[Written exercise]:
Retype the tail of the data exactly, starting at the line containing "Convert this document image to plain text." and stopping at the last line.

[The records]:
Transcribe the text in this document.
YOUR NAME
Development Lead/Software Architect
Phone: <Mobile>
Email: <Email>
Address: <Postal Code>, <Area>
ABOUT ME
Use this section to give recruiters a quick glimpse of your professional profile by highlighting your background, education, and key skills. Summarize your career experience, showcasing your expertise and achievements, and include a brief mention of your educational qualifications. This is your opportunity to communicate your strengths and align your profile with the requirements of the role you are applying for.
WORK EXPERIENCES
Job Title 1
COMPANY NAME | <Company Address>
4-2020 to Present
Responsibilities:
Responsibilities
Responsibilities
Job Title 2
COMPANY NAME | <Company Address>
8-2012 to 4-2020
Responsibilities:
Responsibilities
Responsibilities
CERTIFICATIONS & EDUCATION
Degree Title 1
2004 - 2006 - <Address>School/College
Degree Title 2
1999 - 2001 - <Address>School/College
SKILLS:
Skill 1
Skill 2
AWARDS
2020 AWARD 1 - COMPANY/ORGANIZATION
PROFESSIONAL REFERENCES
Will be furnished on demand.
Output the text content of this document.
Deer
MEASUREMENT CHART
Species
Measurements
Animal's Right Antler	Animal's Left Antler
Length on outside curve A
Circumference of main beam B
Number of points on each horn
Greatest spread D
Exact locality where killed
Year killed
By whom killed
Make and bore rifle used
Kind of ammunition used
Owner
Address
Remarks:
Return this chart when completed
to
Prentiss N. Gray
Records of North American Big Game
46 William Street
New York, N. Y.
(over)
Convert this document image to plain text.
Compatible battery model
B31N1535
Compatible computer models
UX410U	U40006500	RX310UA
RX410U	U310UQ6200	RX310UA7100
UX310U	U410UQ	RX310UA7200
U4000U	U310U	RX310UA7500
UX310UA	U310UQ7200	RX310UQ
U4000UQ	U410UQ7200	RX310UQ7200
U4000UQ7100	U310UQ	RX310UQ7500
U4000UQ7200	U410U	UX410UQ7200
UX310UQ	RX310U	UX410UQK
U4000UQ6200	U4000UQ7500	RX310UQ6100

[Result of the task]:
Convert this document image to plain text.
Compatible battery model
B31N1535
Compatible computer models
UX410U	U40006500	RX310UA
RX410U	U310UQ6200	RX310UA7100
UX310U	U410UQ	RX310UA7200
U4000U	U310U	RX310UA7500
UX310UA	U310UQ7200	RX310UQ
U4000UQ	U410UQ7200	RX310UQ7200
U4000UQ7100	U310UQ	RX310UQ7500
U4000UQ7200	U410U	UX410UQ7200
UX310UQ	RX310U	UX410UQK
U4000UQ6200	U4000UQ7500	RX310UQ6100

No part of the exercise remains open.